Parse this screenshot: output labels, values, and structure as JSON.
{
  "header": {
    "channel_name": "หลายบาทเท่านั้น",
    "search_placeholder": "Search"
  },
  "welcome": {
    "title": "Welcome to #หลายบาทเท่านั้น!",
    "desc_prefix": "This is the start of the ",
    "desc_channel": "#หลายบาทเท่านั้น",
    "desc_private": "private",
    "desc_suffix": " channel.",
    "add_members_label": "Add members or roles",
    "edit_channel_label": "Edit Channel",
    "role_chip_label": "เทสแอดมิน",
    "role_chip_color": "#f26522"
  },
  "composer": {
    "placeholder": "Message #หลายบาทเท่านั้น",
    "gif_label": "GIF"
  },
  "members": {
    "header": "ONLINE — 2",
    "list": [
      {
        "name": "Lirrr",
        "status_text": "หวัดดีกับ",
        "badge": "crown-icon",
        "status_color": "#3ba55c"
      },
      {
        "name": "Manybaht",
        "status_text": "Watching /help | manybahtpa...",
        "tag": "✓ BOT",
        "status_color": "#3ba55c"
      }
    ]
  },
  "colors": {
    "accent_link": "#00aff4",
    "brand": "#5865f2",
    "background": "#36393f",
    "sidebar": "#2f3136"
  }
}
____
__Description of the task__
Retype all of the entries precisely as they are.

__Result below__
Parse this screenshot: output labels, values, and structure as JSON.
{
  "header": {
    "channel_name": "หลายบาทเท่านั้น",
    "search_placeholder": "Search"
  },
  "welcome": {
    "title": "Welcome to #หลายบาทเท่านั้น!",
    "desc_prefix": "This is the start of the ",
    "desc_channel": "#หลายบาทเท่านั้น",
    "desc_private": "private",
    "desc_suffix": " channel.",
    "add_members_label": "Add members or roles",
    "edit_channel_label": "Edit Channel",
    "role_chip_label": "เทสแอดมิน",
    "role_chip_color": "#f26522"
  },
  "composer": {
    "placeholder": "Message #หลายบาทเท่านั้น",
    "gif_label": "GIF"
  },
  "members": {
    "header": "ONLINE — 2",
    "list": [
      {
        "name": "Lirrr",
        "status_text": "หวัดดีกับ",
        "badge": "crown-icon",
        "status_color": "#3ba55c"
      },
      {
        "name": "Manybaht",
        "status_text": "Watching /help | manybahtpa...",
        "tag": "✓ BOT",
        "status_color": "#3ba55c"
      }
    ]
  },
  "colors": {
    "accent_link": "#00aff4",
    "brand": "#5865f2",
    "background": "#36393f",
    "sidebar": "#2f3136"
  }
}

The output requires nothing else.